Short problem:
Each entry should be quoted word for word, including every mark of punctuation.

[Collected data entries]
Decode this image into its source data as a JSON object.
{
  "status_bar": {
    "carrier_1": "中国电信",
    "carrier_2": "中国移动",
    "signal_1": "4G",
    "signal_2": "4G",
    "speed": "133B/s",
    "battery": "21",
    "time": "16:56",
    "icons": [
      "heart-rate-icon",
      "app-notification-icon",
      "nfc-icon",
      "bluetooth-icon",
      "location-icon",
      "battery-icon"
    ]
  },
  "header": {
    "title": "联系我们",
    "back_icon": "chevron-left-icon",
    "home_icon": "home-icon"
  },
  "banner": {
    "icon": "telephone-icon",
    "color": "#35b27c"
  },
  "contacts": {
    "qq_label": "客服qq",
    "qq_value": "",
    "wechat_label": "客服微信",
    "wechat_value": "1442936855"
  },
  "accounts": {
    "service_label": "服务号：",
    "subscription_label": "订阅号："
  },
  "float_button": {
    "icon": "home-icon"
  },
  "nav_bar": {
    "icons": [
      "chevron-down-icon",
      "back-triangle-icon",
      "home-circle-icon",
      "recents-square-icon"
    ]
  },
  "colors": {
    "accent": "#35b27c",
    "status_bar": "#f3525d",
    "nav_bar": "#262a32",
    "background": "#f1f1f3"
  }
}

Result of this task:
Decode this image into its source data as a JSON object.
{
  "status_bar": {
    "carrier_1": "中国电信",
    "carrier_2": "中国移动",
    "signal_1": "4G",
    "signal_2": "4G",
    "speed": "133B/s",
    "battery": "21",
    "time": "16:56",
    "icons": [
      "heart-rate-icon",
      "app-notification-icon",
      "nfc-icon",
      "bluetooth-icon",
      "location-icon",
      "battery-icon"
    ]
  },
  "header": {
    "title": "联系我们",
    "back_icon": "chevron-left-icon",
    "home_icon": "home-icon"
  },
  "banner": {
    "icon": "telephone-icon",
    "color": "#35b27c"
  },
  "contacts": {
    "qq_label": "客服qq",
    "qq_value": "",
    "wechat_label": "客服微信",
    "wechat_value": "1442936855"
  },
  "accounts": {
    "service_label": "服务号：",
    "subscription_label": "订阅号："
  },
  "float_button": {
    "icon": "home-icon"
  },
  "nav_bar": {
    "icons": [
      "chevron-down-icon",
      "back-triangle-icon",
      "home-circle-icon",
      "recents-square-icon"
    ]
  },
  "colors": {
    "accent": "#35b27c",
    "status_bar": "#f3525d",
    "nav_bar": "#262a32",
    "background": "#f1f1f3"
  }
}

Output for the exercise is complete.